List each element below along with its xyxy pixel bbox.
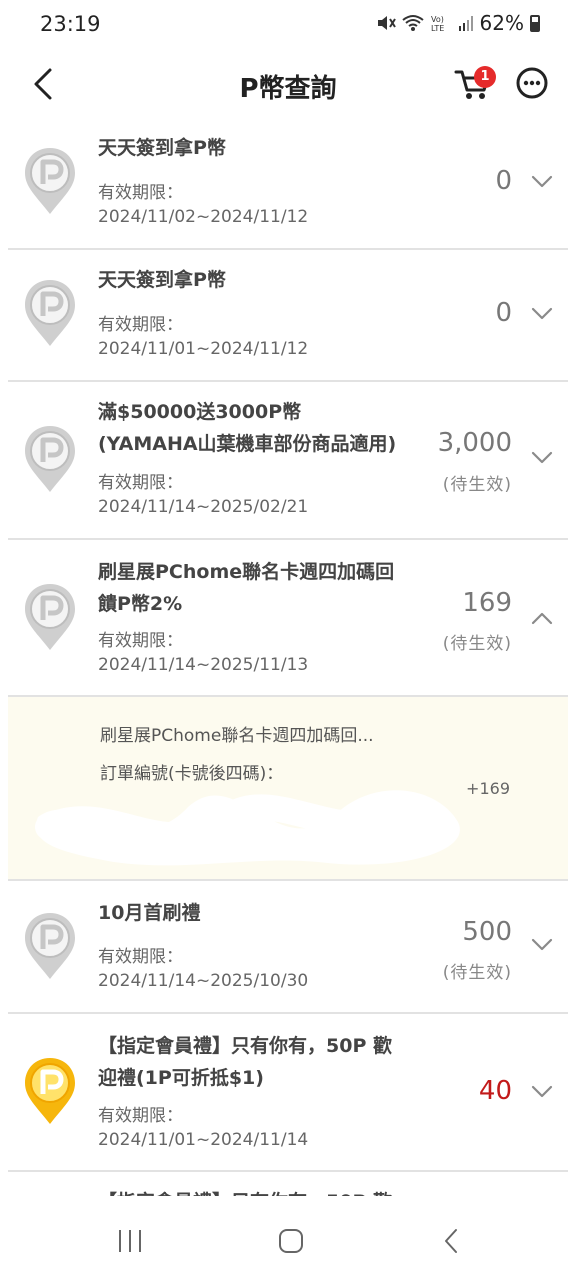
chevron-down-icon[interactable] xyxy=(530,1080,554,1104)
pending-status: (待生效) xyxy=(442,963,512,983)
validity-label: 有效期限： xyxy=(98,473,183,493)
p-coin-gold-icon xyxy=(22,1056,78,1126)
pcoin-card[interactable]: 刷星展PChome聯名卡週四加碼回饋P幣2% 有效期限： 2024/11/14~… xyxy=(8,540,568,697)
pending-status: (待生效) xyxy=(442,475,512,495)
card-amount: 40 xyxy=(478,1076,512,1106)
validity-period: 2024/11/01~2024/11/12 xyxy=(98,339,309,359)
mute-icon xyxy=(377,16,396,30)
validity-period: 2024/11/01~2024/11/14 xyxy=(98,1130,309,1150)
cart-badge: 1 xyxy=(474,66,496,88)
recents-icon xyxy=(119,1230,141,1252)
battery-percent: 62% xyxy=(479,11,524,35)
validity-period: 2024/11/14~2025/02/21 xyxy=(98,497,309,517)
chevron-up-icon[interactable] xyxy=(530,606,554,630)
recents-button[interactable] xyxy=(110,1226,150,1256)
p-coin-gray-icon xyxy=(22,582,78,652)
p-coin-gray-icon xyxy=(22,911,78,981)
home-button[interactable] xyxy=(271,1226,311,1256)
validity-label: 有效期限： xyxy=(98,631,183,651)
svg-text:Vo): Vo) xyxy=(431,15,444,24)
validity-period: 2024/11/14~2025/11/13 xyxy=(98,655,309,675)
svg-text:LTE: LTE xyxy=(431,24,444,32)
system-nav-bar xyxy=(0,1196,576,1280)
more-icon xyxy=(516,67,548,99)
wifi-icon xyxy=(401,15,424,31)
volte-icon: Vo)LTE xyxy=(431,15,444,32)
app-header: P幣查詢 1 xyxy=(0,52,576,118)
status-bar: 23:19 Vo) LTE 62% xyxy=(0,0,576,50)
battery-icon xyxy=(530,14,540,32)
card-title: 滿$50000送3000P幣(YAMAHA山葉機車部份商品適用) xyxy=(98,401,397,455)
detail-panel: 刷星展PChome聯名卡週四加碼回... 訂單編號(卡號後四碼)： +169 xyxy=(8,697,568,881)
chevron-down-icon[interactable] xyxy=(530,933,554,957)
home-icon xyxy=(279,1229,303,1253)
validity-label: 有效期限： xyxy=(98,183,183,203)
card-amount: 0 xyxy=(495,166,512,196)
back-icon xyxy=(445,1229,457,1253)
pcoin-card[interactable]: 滿$50000送3000P幣(YAMAHA山葉機車部份商品適用) 有效期限： 2… xyxy=(8,382,568,540)
validity-period: 2024/11/02~2024/11/12 xyxy=(98,207,309,227)
status-time: 23:19 xyxy=(40,12,101,36)
status-icons: Vo) LTE 62% xyxy=(376,11,540,35)
card-amount: 500 xyxy=(462,917,512,947)
card-title: 【指定會員禮】只有你有，50P 歡迎禮(1P可折抵$1) xyxy=(98,1035,392,1089)
p-coin-gray-icon xyxy=(22,424,78,494)
detail-title: 刷星展PChome聯名卡週四加碼回... xyxy=(100,726,374,746)
card-title: 天天簽到拿P幣 xyxy=(98,269,226,291)
pcoin-card[interactable]: 10月首刷禮 有效期限： 2024/11/14~2025/10/30 500 (… xyxy=(8,881,568,1014)
card-title: 天天簽到拿P幣 xyxy=(98,137,226,159)
chevron-down-icon[interactable] xyxy=(530,170,554,194)
validity-label: 有效期限： xyxy=(98,947,183,967)
card-amount: 0 xyxy=(495,298,512,328)
pcoin-card[interactable]: 【指定會員禮】只有你有，50P 歡迎禮(1P可折抵$1) 有效期限： 2024/… xyxy=(8,1014,568,1172)
p-coin-gray-icon xyxy=(22,278,78,348)
chevron-down-icon[interactable] xyxy=(530,302,554,326)
pending-status: (待生效) xyxy=(442,634,512,654)
p-coin-gray-icon xyxy=(22,146,78,216)
chevron-down-icon[interactable] xyxy=(530,446,554,470)
card-amount: 3,000 xyxy=(437,428,512,458)
nav-back-button[interactable] xyxy=(432,1226,472,1256)
signal-icon xyxy=(458,16,473,31)
validity-label: 有效期限： xyxy=(98,1106,183,1126)
validity-period: 2024/11/14~2025/10/30 xyxy=(98,971,309,991)
more-button[interactable] xyxy=(515,66,549,100)
card-title: 刷星展PChome聯名卡週四加碼回饋P幣2% xyxy=(98,561,395,615)
pcoin-card[interactable]: 天天簽到拿P幣 有效期限： 2024/11/02~2024/11/12 0 xyxy=(8,120,568,250)
redaction-scribble xyxy=(35,790,460,866)
card-amount: 169 xyxy=(462,588,512,618)
pcoin-card[interactable]: 天天簽到拿P幣 有效期限： 2024/11/01~2024/11/12 0 xyxy=(8,250,568,382)
validity-label: 有效期限： xyxy=(98,315,183,335)
card-title: 10月首刷禮 xyxy=(98,902,201,924)
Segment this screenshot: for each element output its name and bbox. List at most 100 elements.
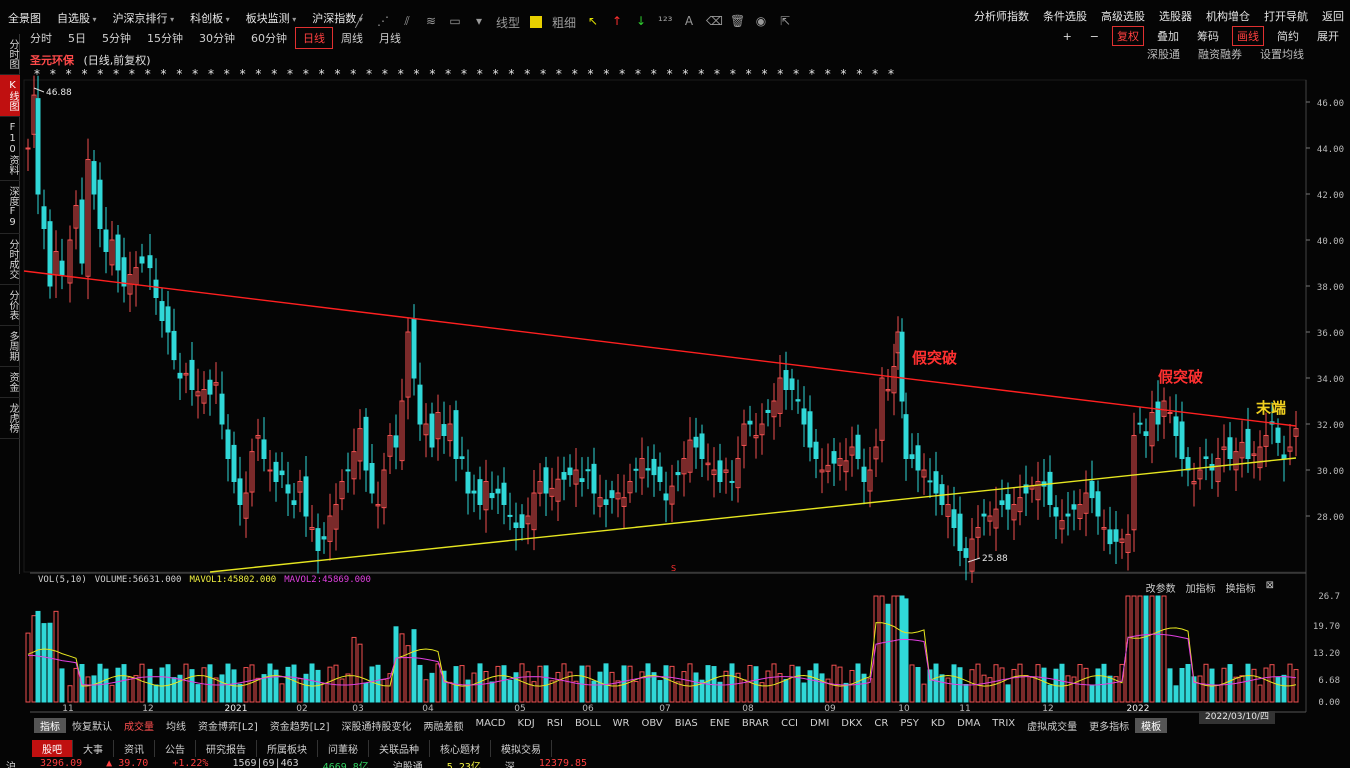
month-label: 03 [352, 704, 363, 714]
indicator-tab[interactable]: WR [607, 718, 636, 733]
indicator-tab[interactable]: BRAR [736, 718, 775, 733]
candle-body [561, 472, 567, 480]
candle-body [981, 513, 987, 517]
volume-bar [1173, 685, 1179, 703]
candle-body [693, 436, 699, 448]
indicator-tab[interactable]: ENE [704, 718, 736, 733]
volume-bar [1161, 595, 1167, 703]
ticker-item: 3296.09 [40, 758, 83, 768]
month-label: 2021 [225, 704, 248, 714]
volume-bar [975, 663, 981, 703]
indicator-tab[interactable]: OBV [636, 718, 669, 733]
indicator-action[interactable]: 改参数 [1146, 580, 1176, 595]
volume-bar [915, 667, 921, 703]
indicator-tab[interactable]: KDJ [511, 718, 540, 733]
indicator-tab[interactable]: BOLL [569, 718, 607, 733]
bottom-tab[interactable]: 模拟交易 [491, 740, 552, 757]
volume-bar [1149, 595, 1155, 703]
bottom-tab[interactable]: 大事 [73, 740, 114, 757]
indicator-tab[interactable]: 虚拟成交量 [1021, 718, 1083, 733]
candle-body [139, 256, 145, 264]
indicator-tab[interactable]: MACD [470, 718, 512, 733]
candle-body [207, 379, 213, 395]
candle-body [729, 480, 735, 483]
indicator-tabs: 指标 恢复默认 成交量 均线 资金博弈[L2] 资金趋势[L2] 深股通持股变化 两融差额 MA… [34, 718, 1168, 733]
indicator-tab[interactable]: 更多指标 [1083, 718, 1135, 733]
false-breakout-label-1: 假突破 [912, 349, 957, 367]
candle-body [633, 468, 639, 471]
high-price-label: 46.88 [46, 88, 72, 98]
volume-bar [531, 681, 537, 703]
indicator-tab[interactable]: 资金趋势[L2] [264, 718, 336, 733]
bottom-tab[interactable]: 问董秘 [318, 740, 369, 757]
volume-bar [1179, 667, 1185, 703]
indicator-tab[interactable]: DKX [835, 718, 868, 733]
volume-bar [795, 666, 801, 703]
volume-bar [987, 677, 993, 703]
volume-bar [813, 663, 819, 703]
candle-body [1095, 491, 1101, 517]
indicator-tab[interactable]: DMI [804, 718, 835, 733]
candle-body [513, 522, 519, 529]
month-label: 09 [824, 704, 836, 714]
s-marker: S [671, 564, 676, 573]
volume-bar [945, 677, 951, 703]
bottom-tab[interactable]: 公告 [155, 740, 196, 757]
ticker-item: 12379.85 [538, 758, 588, 768]
bottom-tab[interactable]: 所属板块 [257, 740, 318, 757]
bottom-tab[interactable]: 研究报告 [196, 740, 257, 757]
indicator-tab[interactable]: 恢复默认 [66, 718, 118, 733]
kline-chart[interactable]: 46.00 44.00 42.00 40.00 38.00 36.00 34.00 32.00… [0, 0, 1350, 768]
candle-body [1185, 457, 1191, 471]
month-label: 10 [898, 704, 910, 714]
indicator-tab[interactable]: BIAS [669, 718, 704, 733]
volume-bar [675, 681, 681, 703]
volume-tick-label: 13.20 [1313, 649, 1340, 659]
indicator-tab[interactable]: 成交量 [118, 718, 160, 733]
candle-body [345, 469, 351, 472]
indicator-action[interactable]: 加指标 [1186, 580, 1216, 595]
indicator-action[interactable]: 换指标 [1226, 580, 1256, 595]
indicator-tab[interactable]: TRIX [986, 718, 1021, 733]
candle-body [315, 528, 321, 551]
candle-body [909, 454, 915, 459]
indicator-tab[interactable]: KD [925, 718, 951, 733]
volume-bar [459, 665, 465, 703]
indicator-tab[interactable]: 模板 [1135, 718, 1168, 733]
indicator-tab[interactable]: DMA [951, 718, 986, 733]
volume-tick-label: 6.68 [1318, 676, 1340, 686]
candle-body [1167, 412, 1173, 414]
volume-bar [73, 667, 79, 703]
indicator-tab[interactable]: 资金博弈[L2] [192, 718, 264, 733]
volume-bar [489, 681, 495, 703]
bottom-tab[interactable]: 资讯 [114, 740, 155, 757]
indicator-tab[interactable]: PSY [894, 718, 925, 733]
indicator-tab[interactable]: RSI [541, 718, 569, 733]
bottom-tab[interactable]: 股吧 [32, 740, 73, 757]
candle-body [363, 416, 369, 471]
bottom-tab[interactable]: 核心题材 [430, 740, 491, 757]
indicator-tab[interactable]: 深股通持股变化 [336, 718, 418, 733]
volume-bar [423, 679, 429, 703]
indicator-tab[interactable]: CR [868, 718, 894, 733]
price-tick-label: 44.00 [1317, 145, 1344, 155]
volume-bar [411, 629, 417, 703]
volume-bar [103, 668, 109, 703]
bottom-tab[interactable]: 关联品种 [369, 740, 430, 757]
close-icon[interactable]: ⊠ [1266, 580, 1274, 595]
candle-body [795, 399, 801, 402]
candle-body [47, 221, 53, 287]
volume-bar [381, 678, 387, 703]
price-tick-label: 28.00 [1317, 513, 1344, 523]
indicator-tab[interactable]: CCI [775, 718, 804, 733]
volume-bar [31, 615, 37, 703]
candle-body [663, 493, 669, 501]
candle-body [291, 500, 297, 505]
volume-bar [681, 671, 687, 703]
candle-body [59, 260, 65, 275]
indicator-tab[interactable]: 两融差额 [418, 718, 470, 733]
volume-bar [1101, 663, 1107, 703]
indicator-tab[interactable]: 指标 [34, 718, 66, 733]
volume-bar [909, 664, 915, 703]
indicator-tab[interactable]: 均线 [160, 718, 192, 733]
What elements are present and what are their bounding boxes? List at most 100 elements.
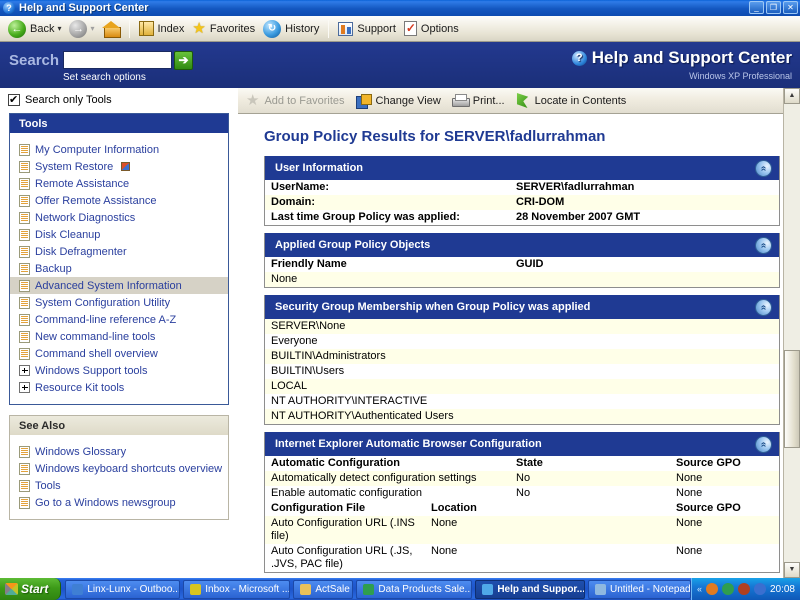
favorites-label: Favorites <box>209 22 256 35</box>
sidebar-item-system-restore[interactable]: System Restore <box>10 158 228 175</box>
close-button[interactable]: ✕ <box>783 1 798 14</box>
brand-block: ? Help and Support Center Windows XP Pro… <box>571 48 792 81</box>
taskbar-item-label: Help and Suppor... <box>497 583 585 595</box>
history-button[interactable]: ↻ History <box>259 18 323 40</box>
taskbar-item[interactable]: Data Products Sale... <box>356 579 473 599</box>
section-title: Security Group Membership when Group Pol… <box>275 301 591 313</box>
support-label: Support <box>357 22 396 35</box>
add-to-favorites-button[interactable]: ★ Add to Favorites <box>244 93 354 108</box>
table-row: Auto Configuration URL (.INS file) None No… <box>265 516 779 544</box>
home-button[interactable] <box>99 18 124 40</box>
toolbar-separator-2 <box>328 19 330 38</box>
index-book-icon <box>138 21 154 36</box>
table-cell: Everyone <box>271 335 318 347</box>
section-body: Friendly Name GUID None <box>265 257 779 287</box>
search-only-tools-row[interactable]: Search only Tools <box>0 88 238 113</box>
sidebar-item-system-configuration-utility[interactable]: System Configuration Utility <box>10 294 228 311</box>
section-header: Applied Group Policy Objects « <box>265 233 779 257</box>
sidebar-item-label: My Computer Information <box>35 143 160 156</box>
scroll-down-button[interactable]: ▼ <box>784 562 800 578</box>
taskbar-item[interactable]: Help and Suppor... <box>475 579 585 599</box>
search-input[interactable] <box>63 51 172 69</box>
minimize-button[interactable]: _ <box>749 1 764 14</box>
back-label: Back <box>30 22 55 35</box>
forward-arrow-icon: → <box>69 19 88 38</box>
page-title: Group Policy Results for SERVER\fadlurra… <box>264 128 606 145</box>
report-section: Applied Group Policy Objects « Friendly Na… <box>264 233 780 288</box>
sidebar-item-new-command-line-tools[interactable]: New command-line tools <box>10 328 228 345</box>
print-button[interactable]: Print... <box>450 94 514 107</box>
taskbar-task-list: Linx-Lunx - Outboo... Inbox - Microsoft .… <box>61 579 691 599</box>
sidebar-item-command-shell-overview[interactable]: Command shell overview <box>10 345 228 362</box>
taskbar-clock[interactable]: 20:08 <box>770 584 795 595</box>
index-button[interactable]: Index <box>135 18 189 40</box>
tray-icon-2[interactable] <box>721 583 734 595</box>
page-icon <box>19 228 30 241</box>
see-also-item-label: Windows Glossary <box>35 445 127 458</box>
scrollbar-thumb[interactable] <box>784 350 800 448</box>
start-button[interactable]: Start <box>0 578 62 600</box>
search-only-tools-checkbox[interactable] <box>8 93 20 106</box>
page-icon <box>19 445 30 458</box>
table-cell: SERVER\None <box>271 320 346 332</box>
see-also-item-windows-keyboard-shortcuts-overview[interactable]: Windows keyboard shortcuts overview <box>10 460 228 477</box>
see-also-item-windows-glossary[interactable]: Windows Glossary <box>10 443 228 460</box>
taskbar-item[interactable]: Inbox - Microsoft ... <box>183 579 291 599</box>
sidebar-item-remote-assistance[interactable]: Remote Assistance <box>10 175 228 192</box>
sidebar-item-resource-kit-tools[interactable]: Resource Kit tools <box>10 379 228 396</box>
sidebar-item-disk-defragmenter[interactable]: Disk Defragmenter <box>10 243 228 260</box>
locate-in-contents-button[interactable]: Locate in Contents <box>514 93 636 108</box>
back-dropdown-icon[interactable]: ▾ <box>57 24 61 33</box>
sidebar-item-label: Offer Remote Assistance <box>35 194 157 207</box>
tray-icon-1[interactable] <box>705 583 718 595</box>
taskbar-item[interactable]: ActSale <box>293 579 354 599</box>
sidebar-item-windows-support-tools[interactable]: Windows Support tools <box>10 362 228 379</box>
sidebar-item-network-diagnostics[interactable]: Network Diagnostics <box>10 209 228 226</box>
add-to-favorites-label: Add to Favorites <box>264 94 345 107</box>
forward-button[interactable]: → ▾ <box>65 18 98 40</box>
brand-title: ? Help and Support Center <box>571 48 792 68</box>
brand-subtitle: Windows XP Professional <box>689 71 792 81</box>
see-also-item-go-to-a-windows-newsgroup[interactable]: Go to a Windows newsgroup <box>10 494 228 511</box>
vertical-scrollbar[interactable]: ▲ ▼ <box>783 88 800 578</box>
collapse-section-button[interactable]: « <box>755 237 772 254</box>
sidebar-item-command-line-reference-a-z[interactable]: Command-line reference A-Z <box>10 311 228 328</box>
collapse-section-button[interactable]: « <box>755 299 772 316</box>
table-cell: State <box>516 457 543 469</box>
sidebar-item-my-computer-information[interactable]: My Computer Information <box>10 141 228 158</box>
sidebar-item-backup[interactable]: Backup <box>10 260 228 277</box>
sidebar-item-disk-cleanup[interactable]: Disk Cleanup <box>10 226 228 243</box>
collapse-section-button[interactable]: « <box>755 160 772 177</box>
tray-expand-icon[interactable]: « <box>697 584 702 594</box>
search-banner: Search ➔ Set search options ? Help and S… <box>0 42 800 88</box>
table-cell: Friendly Name <box>271 258 347 270</box>
tray-icon-4[interactable] <box>753 583 766 595</box>
expand-plus-icon[interactable] <box>19 365 30 376</box>
options-button[interactable]: Options <box>400 18 463 40</box>
table-cell: No <box>516 487 531 499</box>
forward-dropdown-icon[interactable]: ▾ <box>90 24 94 33</box>
tray-icon-3[interactable] <box>737 583 750 595</box>
expand-plus-icon[interactable] <box>19 382 30 393</box>
maximize-button[interactable]: ❐ <box>766 1 781 14</box>
set-search-options-link[interactable]: Set search options <box>63 72 146 83</box>
favorites-button[interactable]: ★ Favorites <box>188 18 259 40</box>
sidebar-item-advanced-system-information[interactable]: Advanced System Information <box>10 277 228 294</box>
sidebar-item-offer-remote-assistance[interactable]: Offer Remote Assistance <box>10 192 228 209</box>
taskbar-item-label: Inbox - Microsoft ... <box>205 583 291 595</box>
report-section: Internet Explorer Automatic Browser Conf… <box>264 432 780 573</box>
scroll-up-button[interactable]: ▲ <box>784 88 800 104</box>
support-button[interactable]: Support <box>334 18 400 40</box>
search-go-button[interactable]: ➔ <box>174 51 193 70</box>
taskbar-item[interactable]: Untitled - Notepad <box>587 579 691 599</box>
change-view-button[interactable]: Change View <box>354 93 450 109</box>
table-cell: NT AUTHORITY\INTERACTIVE <box>271 395 428 407</box>
collapse-section-button[interactable]: « <box>755 436 772 453</box>
back-button[interactable]: ← Back ▾ <box>4 18 65 40</box>
see-also-item-tools[interactable]: Tools <box>10 477 228 494</box>
table-cell: Auto Configuration URL (.JS, .JVS, PAC f… <box>271 545 413 570</box>
taskbar-item[interactable]: Linx-Lunx - Outboo... <box>65 579 181 599</box>
table-cell: BUILTIN\Administrators <box>271 350 386 362</box>
printer-icon <box>451 94 470 107</box>
table-cell: Source GPO <box>676 457 741 469</box>
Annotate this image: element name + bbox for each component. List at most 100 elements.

• WHAT TO PRODUCE
Edit the items starting at the line that has "chevron-down-icon[interactable] xyxy=(530,1080,554,1104)" and stopping after the line that has "validity-period: 2024/11/01~2024/11/12 xyxy=(98,339,309,359)": replace "pending-status" with "waiting-status" and keep everything else the same. Give back only those lines.

• EXERCISE RESPONSE
chevron-down-icon[interactable] xyxy=(530,1080,554,1104)
waiting-status: (待生效) xyxy=(442,963,512,983)
validity-label: 有效期限： xyxy=(98,473,183,493)
p-coin-gold-icon xyxy=(22,1056,78,1126)
pcoin-card[interactable]: 刷星展PChome聯名卡週四加碼回饋P幣2% 有效期限： 2024/11/14~… xyxy=(8,540,568,697)
waiting-status: (待生效) xyxy=(442,475,512,495)
card-amount: 40 xyxy=(478,1076,512,1106)
validity-period: 2024/11/01~2024/11/12 xyxy=(98,339,309,359)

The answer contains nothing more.